**Data records**
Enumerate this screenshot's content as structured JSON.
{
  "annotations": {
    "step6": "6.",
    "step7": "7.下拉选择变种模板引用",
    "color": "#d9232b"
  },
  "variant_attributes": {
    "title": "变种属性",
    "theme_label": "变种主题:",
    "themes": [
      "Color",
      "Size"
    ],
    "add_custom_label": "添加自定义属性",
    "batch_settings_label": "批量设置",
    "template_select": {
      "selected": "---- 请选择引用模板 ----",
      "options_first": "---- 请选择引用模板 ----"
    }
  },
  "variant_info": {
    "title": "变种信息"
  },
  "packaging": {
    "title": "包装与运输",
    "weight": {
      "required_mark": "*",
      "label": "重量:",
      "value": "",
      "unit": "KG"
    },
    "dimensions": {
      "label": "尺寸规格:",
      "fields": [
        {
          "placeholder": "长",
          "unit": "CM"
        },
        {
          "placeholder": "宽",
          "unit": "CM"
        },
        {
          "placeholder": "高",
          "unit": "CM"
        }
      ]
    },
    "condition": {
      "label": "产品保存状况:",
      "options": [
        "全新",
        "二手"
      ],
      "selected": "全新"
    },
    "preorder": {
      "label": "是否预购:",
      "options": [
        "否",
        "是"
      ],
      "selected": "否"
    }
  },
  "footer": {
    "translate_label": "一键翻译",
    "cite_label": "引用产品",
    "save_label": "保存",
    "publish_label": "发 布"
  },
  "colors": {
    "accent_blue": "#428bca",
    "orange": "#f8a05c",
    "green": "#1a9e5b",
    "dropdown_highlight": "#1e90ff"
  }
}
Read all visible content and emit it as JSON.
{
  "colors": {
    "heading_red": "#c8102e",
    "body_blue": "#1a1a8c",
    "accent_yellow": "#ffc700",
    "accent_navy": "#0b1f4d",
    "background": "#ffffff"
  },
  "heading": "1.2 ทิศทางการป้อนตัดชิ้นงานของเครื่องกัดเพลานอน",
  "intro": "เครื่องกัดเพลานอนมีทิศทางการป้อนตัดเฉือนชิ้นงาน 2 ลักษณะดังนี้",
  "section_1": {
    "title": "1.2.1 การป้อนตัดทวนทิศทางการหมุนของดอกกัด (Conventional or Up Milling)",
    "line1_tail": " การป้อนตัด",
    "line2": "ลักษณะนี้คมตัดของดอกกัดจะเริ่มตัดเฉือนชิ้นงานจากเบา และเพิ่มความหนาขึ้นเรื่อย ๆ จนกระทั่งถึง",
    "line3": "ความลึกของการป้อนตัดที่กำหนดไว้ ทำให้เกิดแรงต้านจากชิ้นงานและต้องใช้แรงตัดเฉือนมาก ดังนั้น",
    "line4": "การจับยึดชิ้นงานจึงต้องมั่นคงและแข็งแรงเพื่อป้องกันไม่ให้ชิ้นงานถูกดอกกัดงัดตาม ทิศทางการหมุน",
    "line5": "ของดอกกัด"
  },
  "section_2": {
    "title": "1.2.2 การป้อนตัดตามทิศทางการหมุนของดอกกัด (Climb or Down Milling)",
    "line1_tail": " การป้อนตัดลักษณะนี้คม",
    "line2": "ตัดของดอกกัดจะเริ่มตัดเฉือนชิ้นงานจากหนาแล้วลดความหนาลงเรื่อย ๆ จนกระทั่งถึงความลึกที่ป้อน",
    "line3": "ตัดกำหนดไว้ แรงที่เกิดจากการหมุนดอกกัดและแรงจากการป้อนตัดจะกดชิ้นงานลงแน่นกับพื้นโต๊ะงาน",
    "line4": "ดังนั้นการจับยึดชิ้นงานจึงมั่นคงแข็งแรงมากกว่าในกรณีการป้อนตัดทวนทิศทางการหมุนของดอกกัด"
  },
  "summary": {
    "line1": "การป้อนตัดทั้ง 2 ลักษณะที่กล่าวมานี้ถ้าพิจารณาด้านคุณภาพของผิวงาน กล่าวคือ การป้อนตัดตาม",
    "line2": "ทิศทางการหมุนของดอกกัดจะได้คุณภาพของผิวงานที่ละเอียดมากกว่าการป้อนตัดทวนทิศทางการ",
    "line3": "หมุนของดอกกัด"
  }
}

**Problem**
Pull out all lines from the entries above in which the word "Milling" appears.

**Exercise solution**
    "title": "1.2.1 การป้อนตัดทวนทิศทางการหมุนของดอกกัด (Conventional or Up Milling)",
    "title": "1.2.2 การป้อนตัดตามทิศทางการหมุนของดอกกัด (Climb or Down Milling)",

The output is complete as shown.